Give each nonblank line of the rows below as a row of a Markdown table with two columns, Number and Line.

____

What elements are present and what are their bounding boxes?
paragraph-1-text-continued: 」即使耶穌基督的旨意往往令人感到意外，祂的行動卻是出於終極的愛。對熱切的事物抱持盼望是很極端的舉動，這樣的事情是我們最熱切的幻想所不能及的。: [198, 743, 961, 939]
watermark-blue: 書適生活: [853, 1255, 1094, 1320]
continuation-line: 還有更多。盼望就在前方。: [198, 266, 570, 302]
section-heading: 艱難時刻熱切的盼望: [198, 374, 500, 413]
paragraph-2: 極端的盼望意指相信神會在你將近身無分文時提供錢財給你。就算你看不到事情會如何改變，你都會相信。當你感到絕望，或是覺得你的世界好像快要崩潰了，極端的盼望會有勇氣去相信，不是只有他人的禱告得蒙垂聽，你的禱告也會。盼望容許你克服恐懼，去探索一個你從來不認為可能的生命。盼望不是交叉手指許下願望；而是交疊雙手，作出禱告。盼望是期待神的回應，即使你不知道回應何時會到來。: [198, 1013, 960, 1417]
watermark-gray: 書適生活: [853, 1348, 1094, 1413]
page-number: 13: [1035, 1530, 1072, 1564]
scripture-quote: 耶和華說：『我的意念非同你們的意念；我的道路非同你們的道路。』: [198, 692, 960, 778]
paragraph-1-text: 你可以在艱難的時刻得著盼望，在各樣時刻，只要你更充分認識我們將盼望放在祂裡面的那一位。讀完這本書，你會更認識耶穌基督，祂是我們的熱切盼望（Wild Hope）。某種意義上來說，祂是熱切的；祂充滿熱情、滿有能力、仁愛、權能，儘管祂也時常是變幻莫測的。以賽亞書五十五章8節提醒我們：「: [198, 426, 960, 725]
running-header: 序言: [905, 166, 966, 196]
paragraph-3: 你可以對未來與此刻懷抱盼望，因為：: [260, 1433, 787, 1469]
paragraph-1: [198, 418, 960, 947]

____

§ **WRITTEN RESPONSE**
| Number | Line |
|---|---|
| 1 | What elements are present and what are their bounding boxes? |
| 2 | paragraph-1-text-continued: 」即使耶穌基督的旨意往往令人感到意外，祂的行動卻是出於終極的愛。對熱切的事物抱持盼望是很極端的舉動，這樣的事情是我們最熱切的幻想所不能及的。: [198, 743, 961, 939] |
| 3 | watermark-blue: 書適生活: [853, 1255, 1094, 1320] |
| 4 | continuation-line: 還有更多。盼望就在前方。: [198, 266, 570, 302] |
| 5 | section-heading: 艱難時刻熱切的盼望: [198, 374, 500, 413] |
| 6 | paragraph-2: 極端的盼望意指相信神會在你將近身無分文時提供錢財給你。就算你看不到事情會如何改變，你都會相信。當你感到絕望，或是覺得你的世界好像快要崩潰了，極端的盼望會有勇氣去相信，不是只有他人的禱告得蒙垂聽，你的禱告也會。盼望容許你克服恐懼，去探索一個你從來不認為可能的生命。盼望不是交叉手指許下願望；而是交疊雙手，作出禱告。盼望是期待神的回應，即使你不知道回應何時會到來。: [198, 1013, 960, 1417] |
| 7 | watermark-gray: 書適生活: [853, 1348, 1094, 1413] |
| 8 | page-number: 13: [1035, 1530, 1072, 1564] |
| 9 | scripture-quote: 耶和華說：『我的意念非同你們的意念；我的道路非同你們的道路。』: [198, 692, 960, 778] |
| 10 | paragraph-1-text: 你可以在艱難的時刻得著盼望，在各樣時刻，只要你更充分認識我們將盼望放在祂裡面的那一位。讀完這本書，你會更認識耶穌基督，祂是我們的熱切盼望（Wild Hope）。某種意義上來說，祂是熱切的；祂充滿熱情、滿有能力、仁愛、權能，儘管祂也時常是變幻莫測的。以賽亞書五十五章8節提醒我們：「: [198, 426, 960, 725] |
| 11 | running-header: 序言: [905, 166, 966, 196] |
| 12 | paragraph-3: 你可以對未來與此刻懷抱盼望，因為：: [260, 1433, 787, 1469] |
| 13 | paragraph-1: [198, 418, 960, 947] |